**What is required**
Transcribe the entries that follow, word for word.

————

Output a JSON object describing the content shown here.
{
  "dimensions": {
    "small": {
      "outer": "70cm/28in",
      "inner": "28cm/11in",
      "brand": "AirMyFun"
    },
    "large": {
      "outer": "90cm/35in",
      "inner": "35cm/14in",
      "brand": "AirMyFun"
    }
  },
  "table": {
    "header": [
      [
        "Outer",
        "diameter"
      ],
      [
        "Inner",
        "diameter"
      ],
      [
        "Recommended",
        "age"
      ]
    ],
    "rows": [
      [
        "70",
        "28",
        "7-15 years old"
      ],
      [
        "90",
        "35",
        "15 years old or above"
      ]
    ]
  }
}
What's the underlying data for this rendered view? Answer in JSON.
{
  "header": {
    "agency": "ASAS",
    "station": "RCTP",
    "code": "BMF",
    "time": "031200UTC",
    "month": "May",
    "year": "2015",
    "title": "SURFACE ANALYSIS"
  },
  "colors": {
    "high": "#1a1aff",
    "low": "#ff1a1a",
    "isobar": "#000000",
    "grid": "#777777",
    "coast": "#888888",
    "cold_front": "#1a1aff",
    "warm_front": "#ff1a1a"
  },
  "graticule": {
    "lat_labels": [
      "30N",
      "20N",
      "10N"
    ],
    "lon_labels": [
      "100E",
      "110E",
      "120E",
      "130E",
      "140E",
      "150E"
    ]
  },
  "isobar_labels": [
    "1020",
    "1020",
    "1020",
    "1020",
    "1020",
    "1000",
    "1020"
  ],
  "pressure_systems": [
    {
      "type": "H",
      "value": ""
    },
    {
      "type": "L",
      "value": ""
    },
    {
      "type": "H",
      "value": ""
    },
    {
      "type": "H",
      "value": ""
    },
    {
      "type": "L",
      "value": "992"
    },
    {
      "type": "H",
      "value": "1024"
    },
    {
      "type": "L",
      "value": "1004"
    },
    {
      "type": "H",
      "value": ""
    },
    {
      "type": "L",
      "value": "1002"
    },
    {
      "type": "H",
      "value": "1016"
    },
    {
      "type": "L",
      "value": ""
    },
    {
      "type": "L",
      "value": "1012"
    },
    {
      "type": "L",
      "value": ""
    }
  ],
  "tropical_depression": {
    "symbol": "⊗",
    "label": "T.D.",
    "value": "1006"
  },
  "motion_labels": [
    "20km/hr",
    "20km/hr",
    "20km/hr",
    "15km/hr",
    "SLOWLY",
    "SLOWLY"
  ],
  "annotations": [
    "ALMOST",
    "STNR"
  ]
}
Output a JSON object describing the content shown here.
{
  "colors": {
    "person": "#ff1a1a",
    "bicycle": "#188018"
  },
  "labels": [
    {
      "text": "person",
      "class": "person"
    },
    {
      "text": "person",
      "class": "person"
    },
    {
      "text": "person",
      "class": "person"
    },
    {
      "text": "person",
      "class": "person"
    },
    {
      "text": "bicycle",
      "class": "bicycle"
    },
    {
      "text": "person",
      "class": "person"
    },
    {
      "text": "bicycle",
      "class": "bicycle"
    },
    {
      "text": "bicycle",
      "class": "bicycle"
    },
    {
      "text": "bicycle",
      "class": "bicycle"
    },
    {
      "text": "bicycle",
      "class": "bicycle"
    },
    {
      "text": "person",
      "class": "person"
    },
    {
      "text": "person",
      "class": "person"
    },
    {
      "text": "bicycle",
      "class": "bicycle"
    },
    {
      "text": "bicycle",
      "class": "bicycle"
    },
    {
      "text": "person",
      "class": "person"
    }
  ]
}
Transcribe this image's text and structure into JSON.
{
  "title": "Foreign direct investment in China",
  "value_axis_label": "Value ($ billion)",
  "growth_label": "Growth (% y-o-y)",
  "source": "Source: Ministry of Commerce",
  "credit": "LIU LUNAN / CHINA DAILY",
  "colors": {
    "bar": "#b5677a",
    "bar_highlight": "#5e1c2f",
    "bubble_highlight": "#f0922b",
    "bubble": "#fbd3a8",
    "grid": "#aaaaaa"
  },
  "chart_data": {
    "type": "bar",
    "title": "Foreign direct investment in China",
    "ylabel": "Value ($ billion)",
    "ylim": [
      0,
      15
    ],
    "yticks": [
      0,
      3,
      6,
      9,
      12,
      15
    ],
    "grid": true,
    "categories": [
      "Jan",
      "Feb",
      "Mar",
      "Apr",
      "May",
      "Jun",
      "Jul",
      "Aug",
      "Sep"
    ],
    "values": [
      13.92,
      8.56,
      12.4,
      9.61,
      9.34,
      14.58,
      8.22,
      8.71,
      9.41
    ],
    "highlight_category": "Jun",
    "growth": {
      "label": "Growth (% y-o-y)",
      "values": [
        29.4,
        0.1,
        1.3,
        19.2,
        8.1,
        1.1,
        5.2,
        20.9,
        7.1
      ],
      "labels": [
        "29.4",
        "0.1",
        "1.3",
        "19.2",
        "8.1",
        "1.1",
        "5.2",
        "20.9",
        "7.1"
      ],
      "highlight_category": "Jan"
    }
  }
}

————

**Answer for the task**
Output a JSON object describing the content shown here.
{
  "dimensions": {
    "small": {
      "outer": "70cm/28in",
      "inner": "28cm/11in",
      "brand": "AirMyFun"
    },
    "large": {
      "outer": "90cm/35in",
      "inner": "35cm/14in",
      "brand": "AirMyFun"
    }
  },
  "table": {
    "header": [
      [
        "Outer",
        "diameter"
      ],
      [
        "Inner",
        "diameter"
      ],
      [
        "Recommended",
        "age"
      ]
    ],
    "rows": [
      [
        "70",
        "28",
        "7-15 years old"
      ],
      [
        "90",
        "35",
        "15 years old or above"
      ]
    ]
  }
}
What's the underlying data for this rendered view? Answer in JSON.
{
  "header": {
    "agency": "ASAS",
    "station": "RCTP",
    "code": "BMF",
    "time": "031200UTC",
    "month": "May",
    "year": "2015",
    "title": "SURFACE ANALYSIS"
  },
  "colors": {
    "high": "#1a1aff",
    "low": "#ff1a1a",
    "isobar": "#000000",
    "grid": "#777777",
    "coast": "#888888",
    "cold_front": "#1a1aff",
    "warm_front": "#ff1a1a"
  },
  "graticule": {
    "lat_labels": [
      "30N",
      "20N",
      "10N"
    ],
    "lon_labels": [
      "100E",
      "110E",
      "120E",
      "130E",
      "140E",
      "150E"
    ]
  },
  "isobar_labels": [
    "1020",
    "1020",
    "1020",
    "1020",
    "1020",
    "1000",
    "1020"
  ],
  "pressure_systems": [
    {
      "type": "H",
      "value": ""
    },
    {
      "type": "L",
      "value": ""
    },
    {
      "type": "H",
      "value": ""
    },
    {
      "type": "H",
      "value": ""
    },
    {
      "type": "L",
      "value": "992"
    },
    {
      "type": "H",
      "value": "1024"
    },
    {
      "type": "L",
      "value": "1004"
    },
    {
      "type": "H",
      "value": ""
    },
    {
      "type": "L",
      "value": "1002"
    },
    {
      "type": "H",
      "value": "1016"
    },
    {
      "type": "L",
      "value": ""
    },
    {
      "type": "L",
      "value": "1012"
    },
    {
      "type": "L",
      "value": ""
    }
  ],
  "tropical_depression": {
    "symbol": "⊗",
    "label": "T.D.",
    "value": "1006"
  },
  "motion_labels": [
    "20km/hr",
    "20km/hr",
    "20km/hr",
    "15km/hr",
    "SLOWLY",
    "SLOWLY"
  ],
  "annotations": [
    "ALMOST",
    "STNR"
  ]
}
Output a JSON object describing the content shown here.
{
  "colors": {
    "person": "#ff1a1a",
    "bicycle": "#188018"
  },
  "labels": [
    {
      "text": "person",
      "class": "person"
    },
    {
      "text": "person",
      "class": "person"
    },
    {
      "text": "person",
      "class": "person"
    },
    {
      "text": "person",
      "class": "person"
    },
    {
      "text": "bicycle",
      "class": "bicycle"
    },
    {
      "text": "person",
      "class": "person"
    },
    {
      "text": "bicycle",
      "class": "bicycle"
    },
    {
      "text": "bicycle",
      "class": "bicycle"
    },
    {
      "text": "bicycle",
      "class": "bicycle"
    },
    {
      "text": "bicycle",
      "class": "bicycle"
    },
    {
      "text": "person",
      "class": "person"
    },
    {
      "text": "person",
      "class": "person"
    },
    {
      "text": "bicycle",
      "class": "bicycle"
    },
    {
      "text": "bicycle",
      "class": "bicycle"
    },
    {
      "text": "person",
      "class": "person"
    }
  ]
}
Transcribe this image's text and structure into JSON.
{
  "title": "Foreign direct investment in China",
  "value_axis_label": "Value ($ billion)",
  "growth_label": "Growth (% y-o-y)",
  "source": "Source: Ministry of Commerce",
  "credit": "LIU LUNAN / CHINA DAILY",
  "colors": {
    "bar": "#b5677a",
    "bar_highlight": "#5e1c2f",
    "bubble_highlight": "#f0922b",
    "bubble": "#fbd3a8",
    "grid": "#aaaaaa"
  },
  "chart_data": {
    "type": "bar",
    "title": "Foreign direct investment in China",
    "ylabel": "Value ($ billion)",
    "ylim": [
      0,
      15
    ],
    "yticks": [
      0,
      3,
      6,
      9,
      12,
      15
    ],
    "grid": true,
    "categories": [
      "Jan",
      "Feb",
      "Mar",
      "Apr",
      "May",
      "Jun",
      "Jul",
      "Aug",
      "Sep"
    ],
    "values": [
      13.92,
      8.56,
      12.4,
      9.61,
      9.34,
      14.58,
      8.22,
      8.71,
      9.41
    ],
    "highlight_category": "Jun",
    "growth": {
      "label": "Growth (% y-o-y)",
      "values": [
        29.4,
        0.1,
        1.3,
        19.2,
        8.1,
        1.1,
        5.2,
        20.9,
        7.1
      ],
      "labels": [
        "29.4",
        "0.1",
        "1.3",
        "19.2",
        "8.1",
        "1.1",
        "5.2",
        "20.9",
        "7.1"
      ],
      "highlight_category": "Jan"
    }
  }
}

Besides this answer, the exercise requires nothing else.